■ What is expected
Skip the pictures. Copy all the rest of the records down exactly.
begin Data rows
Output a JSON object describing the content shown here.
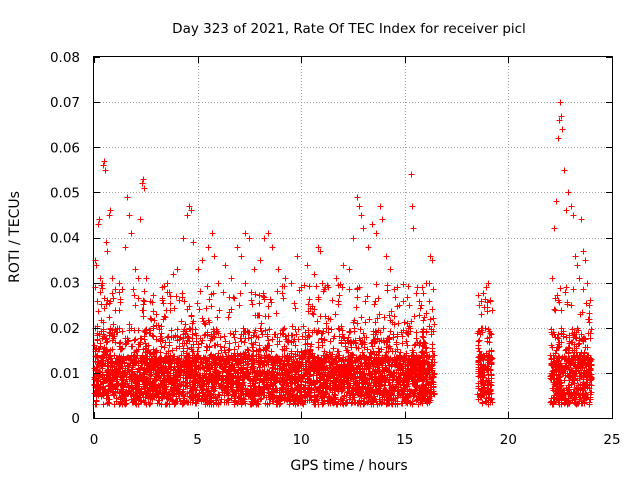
{
  "chart_data": {
    "type": "scatter",
    "title": "Day 323 of 2021, Rate Of TEC Index for receiver picl",
    "xlabel": "GPS time / hours",
    "ylabel": "ROTI / TECUs",
    "xlim": [
      0,
      25
    ],
    "ylim": [
      0,
      0.08
    ],
    "xticks": [
      0,
      5,
      10,
      15,
      20,
      25
    ],
    "xtick_labels": [
      "0",
      "5",
      "10",
      "15",
      "20",
      "25"
    ],
    "yticks": [
      0,
      0.01,
      0.02,
      0.03,
      0.04,
      0.05,
      0.06,
      0.07,
      0.08
    ],
    "ytick_labels": [
      "0",
      "0.01",
      "0.02",
      "0.03",
      "0.04",
      "0.05",
      "0.06",
      "0.07",
      "0.08"
    ],
    "grid": true,
    "marker": "plus",
    "marker_color": "#ff0000",
    "coverage_hours": [
      [
        0,
        16.4
      ],
      [
        18.5,
        19.2
      ],
      [
        22,
        24
      ]
    ],
    "series": [
      {
        "points": [
          [
            0.05,
            0.035
          ],
          [
            0.1,
            0.034
          ],
          [
            0.15,
            0.026
          ],
          [
            0.2,
            0.043
          ],
          [
            0.25,
            0.044
          ],
          [
            0.3,
            0.031
          ],
          [
            0.4,
            0.03
          ],
          [
            0.45,
            0.056
          ],
          [
            0.5,
            0.057
          ],
          [
            0.55,
            0.055
          ],
          [
            0.6,
            0.039
          ],
          [
            0.65,
            0.037
          ],
          [
            0.7,
            0.045
          ],
          [
            0.75,
            0.046
          ],
          [
            0.85,
            0.031
          ],
          [
            1.0,
            0.024
          ],
          [
            1.2,
            0.028
          ],
          [
            1.5,
            0.038
          ],
          [
            1.6,
            0.049
          ],
          [
            1.7,
            0.045
          ],
          [
            1.8,
            0.041
          ],
          [
            2.0,
            0.033
          ],
          [
            2.1,
            0.031
          ],
          [
            2.2,
            0.044
          ],
          [
            2.3,
            0.052
          ],
          [
            2.35,
            0.053
          ],
          [
            2.4,
            0.051
          ],
          [
            2.5,
            0.031
          ],
          [
            3.0,
            0.023
          ],
          [
            3.3,
            0.029
          ],
          [
            3.5,
            0.028
          ],
          [
            3.8,
            0.032
          ],
          [
            4.0,
            0.033
          ],
          [
            4.3,
            0.04
          ],
          [
            4.5,
            0.045
          ],
          [
            4.6,
            0.047
          ],
          [
            4.7,
            0.046
          ],
          [
            4.8,
            0.039
          ],
          [
            5.0,
            0.033
          ],
          [
            5.2,
            0.035
          ],
          [
            5.5,
            0.038
          ],
          [
            5.7,
            0.041
          ],
          [
            5.8,
            0.036
          ],
          [
            6.0,
            0.03
          ],
          [
            6.3,
            0.034
          ],
          [
            6.6,
            0.031
          ],
          [
            6.9,
            0.038
          ],
          [
            7.1,
            0.036
          ],
          [
            7.3,
            0.041
          ],
          [
            7.5,
            0.04
          ],
          [
            7.7,
            0.033
          ],
          [
            8.0,
            0.035
          ],
          [
            8.2,
            0.04
          ],
          [
            8.4,
            0.041
          ],
          [
            8.6,
            0.038
          ],
          [
            8.9,
            0.033
          ],
          [
            9.2,
            0.031
          ],
          [
            9.5,
            0.03
          ],
          [
            9.8,
            0.036
          ],
          [
            10.0,
            0.029
          ],
          [
            10.3,
            0.034
          ],
          [
            10.6,
            0.032
          ],
          [
            10.8,
            0.038
          ],
          [
            10.9,
            0.037
          ],
          [
            11.0,
            0.03
          ],
          [
            11.3,
            0.029
          ],
          [
            11.7,
            0.031
          ],
          [
            12.0,
            0.034
          ],
          [
            12.3,
            0.033
          ],
          [
            12.5,
            0.04
          ],
          [
            12.7,
            0.049
          ],
          [
            12.8,
            0.047
          ],
          [
            12.9,
            0.045
          ],
          [
            13.0,
            0.042
          ],
          [
            13.2,
            0.038
          ],
          [
            13.4,
            0.043
          ],
          [
            13.6,
            0.041
          ],
          [
            13.8,
            0.047
          ],
          [
            13.9,
            0.044
          ],
          [
            14.1,
            0.036
          ],
          [
            14.3,
            0.033
          ],
          [
            14.6,
            0.029
          ],
          [
            14.9,
            0.026
          ],
          [
            15.1,
            0.021
          ],
          [
            15.3,
            0.054
          ],
          [
            15.35,
            0.047
          ],
          [
            15.4,
            0.042
          ],
          [
            15.6,
            0.029
          ],
          [
            15.9,
            0.016
          ],
          [
            16.2,
            0.036
          ],
          [
            16.3,
            0.035
          ],
          [
            16.4,
            0.014
          ],
          [
            18.6,
            0.025
          ],
          [
            18.7,
            0.023
          ],
          [
            18.9,
            0.029
          ],
          [
            19.0,
            0.03
          ],
          [
            19.1,
            0.026
          ],
          [
            22.1,
            0.031
          ],
          [
            22.2,
            0.042
          ],
          [
            22.3,
            0.048
          ],
          [
            22.4,
            0.062
          ],
          [
            22.45,
            0.066
          ],
          [
            22.5,
            0.07
          ],
          [
            22.55,
            0.067
          ],
          [
            22.6,
            0.064
          ],
          [
            22.7,
            0.055
          ],
          [
            22.8,
            0.046
          ],
          [
            22.9,
            0.05
          ],
          [
            23.0,
            0.047
          ],
          [
            23.1,
            0.045
          ],
          [
            23.2,
            0.036
          ],
          [
            23.3,
            0.034
          ],
          [
            23.4,
            0.031
          ],
          [
            23.5,
            0.044
          ],
          [
            23.6,
            0.037
          ],
          [
            23.7,
            0.035
          ],
          [
            23.8,
            0.03
          ],
          [
            23.9,
            0.025
          ]
        ]
      }
    ]
  }
}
end Data rows
■ Response to the exercise
Output a JSON object describing the content shown here.
{
  "chart_data": {
    "type": "scatter",
    "title": "Day 323 of 2021, Rate Of TEC Index for receiver picl",
    "xlabel": "GPS time / hours",
    "ylabel": "ROTI / TECUs",
    "xlim": [
      0,
      25
    ],
    "ylim": [
      0,
      0.08
    ],
    "xticks": [
      0,
      5,
      10,
      15,
      20,
      25
    ],
    "xtick_labels": [
      "0",
      "5",
      "10",
      "15",
      "20",
      "25"
    ],
    "yticks": [
      0,
      0.01,
      0.02,
      0.03,
      0.04,
      0.05,
      0.06,
      0.07,
      0.08
    ],
    "ytick_labels": [
      "0",
      "0.01",
      "0.02",
      "0.03",
      "0.04",
      "0.05",
      "0.06",
      "0.07",
      "0.08"
    ],
    "grid": true,
    "marker": "plus",
    "marker_color": "#ff0000",
    "coverage_hours": [
      [
        0,
        16.4
      ],
      [
        18.5,
        19.2
      ],
      [
        22,
        24
      ]
    ],
    "series": [
      {
        "points": [
          [
            0.05,
            0.035
          ],
          [
            0.1,
            0.034
          ],
          [
            0.15,
            0.026
          ],
          [
            0.2,
            0.043
          ],
          [
            0.25,
            0.044
          ],
          [
            0.3,
            0.031
          ],
          [
            0.4,
            0.03
          ],
          [
            0.45,
            0.056
          ],
          [
            0.5,
            0.057
          ],
          [
            0.55,
            0.055
          ],
          [
            0.6,
            0.039
          ],
          [
            0.65,
            0.037
          ],
          [
            0.7,
            0.045
          ],
          [
            0.75,
            0.046
          ],
          [
            0.85,
            0.031
          ],
          [
            1.0,
            0.024
          ],
          [
            1.2,
            0.028
          ],
          [
            1.5,
            0.038
          ],
          [
            1.6,
            0.049
          ],
          [
            1.7,
            0.045
          ],
          [
            1.8,
            0.041
          ],
          [
            2.0,
            0.033
          ],
          [
            2.1,
            0.031
          ],
          [
            2.2,
            0.044
          ],
          [
            2.3,
            0.052
          ],
          [
            2.35,
            0.053
          ],
          [
            2.4,
            0.051
          ],
          [
            2.5,
            0.031
          ],
          [
            3.0,
            0.023
          ],
          [
            3.3,
            0.029
          ],
          [
            3.5,
            0.028
          ],
          [
            3.8,
            0.032
          ],
          [
            4.0,
            0.033
          ],
          [
            4.3,
            0.04
          ],
          [
            4.5,
            0.045
          ],
          [
            4.6,
            0.047
          ],
          [
            4.7,
            0.046
          ],
          [
            4.8,
            0.039
          ],
          [
            5.0,
            0.033
          ],
          [
            5.2,
            0.035
          ],
          [
            5.5,
            0.038
          ],
          [
            5.7,
            0.041
          ],
          [
            5.8,
            0.036
          ],
          [
            6.0,
            0.03
          ],
          [
            6.3,
            0.034
          ],
          [
            6.6,
            0.031
          ],
          [
            6.9,
            0.038
          ],
          [
            7.1,
            0.036
          ],
          [
            7.3,
            0.041
          ],
          [
            7.5,
            0.04
          ],
          [
            7.7,
            0.033
          ],
          [
            8.0,
            0.035
          ],
          [
            8.2,
            0.04
          ],
          [
            8.4,
            0.041
          ],
          [
            8.6,
            0.038
          ],
          [
            8.9,
            0.033
          ],
          [
            9.2,
            0.031
          ],
          [
            9.5,
            0.03
          ],
          [
            9.8,
            0.036
          ],
          [
            10.0,
            0.029
          ],
          [
            10.3,
            0.034
          ],
          [
            10.6,
            0.032
          ],
          [
            10.8,
            0.038
          ],
          [
            10.9,
            0.037
          ],
          [
            11.0,
            0.03
          ],
          [
            11.3,
            0.029
          ],
          [
            11.7,
            0.031
          ],
          [
            12.0,
            0.034
          ],
          [
            12.3,
            0.033
          ],
          [
            12.5,
            0.04
          ],
          [
            12.7,
            0.049
          ],
          [
            12.8,
            0.047
          ],
          [
            12.9,
            0.045
          ],
          [
            13.0,
            0.042
          ],
          [
            13.2,
            0.038
          ],
          [
            13.4,
            0.043
          ],
          [
            13.6,
            0.041
          ],
          [
            13.8,
            0.047
          ],
          [
            13.9,
            0.044
          ],
          [
            14.1,
            0.036
          ],
          [
            14.3,
            0.033
          ],
          [
            14.6,
            0.029
          ],
          [
            14.9,
            0.026
          ],
          [
            15.1,
            0.021
          ],
          [
            15.3,
            0.054
          ],
          [
            15.35,
            0.047
          ],
          [
            15.4,
            0.042
          ],
          [
            15.6,
            0.029
          ],
          [
            15.9,
            0.016
          ],
          [
            16.2,
            0.036
          ],
          [
            16.3,
            0.035
          ],
          [
            16.4,
            0.014
          ],
          [
            18.6,
            0.025
          ],
          [
            18.7,
            0.023
          ],
          [
            18.9,
            0.029
          ],
          [
            19.0,
            0.03
          ],
          [
            19.1,
            0.026
          ],
          [
            22.1,
            0.031
          ],
          [
            22.2,
            0.042
          ],
          [
            22.3,
            0.048
          ],
          [
            22.4,
            0.062
          ],
          [
            22.45,
            0.066
          ],
          [
            22.5,
            0.07
          ],
          [
            22.55,
            0.067
          ],
          [
            22.6,
            0.064
          ],
          [
            22.7,
            0.055
          ],
          [
            22.8,
            0.046
          ],
          [
            22.9,
            0.05
          ],
          [
            23.0,
            0.047
          ],
          [
            23.1,
            0.045
          ],
          [
            23.2,
            0.036
          ],
          [
            23.3,
            0.034
          ],
          [
            23.4,
            0.031
          ],
          [
            23.5,
            0.044
          ],
          [
            23.6,
            0.037
          ],
          [
            23.7,
            0.035
          ],
          [
            23.8,
            0.03
          ],
          [
            23.9,
            0.025
          ]
        ]
      }
    ]
  }
}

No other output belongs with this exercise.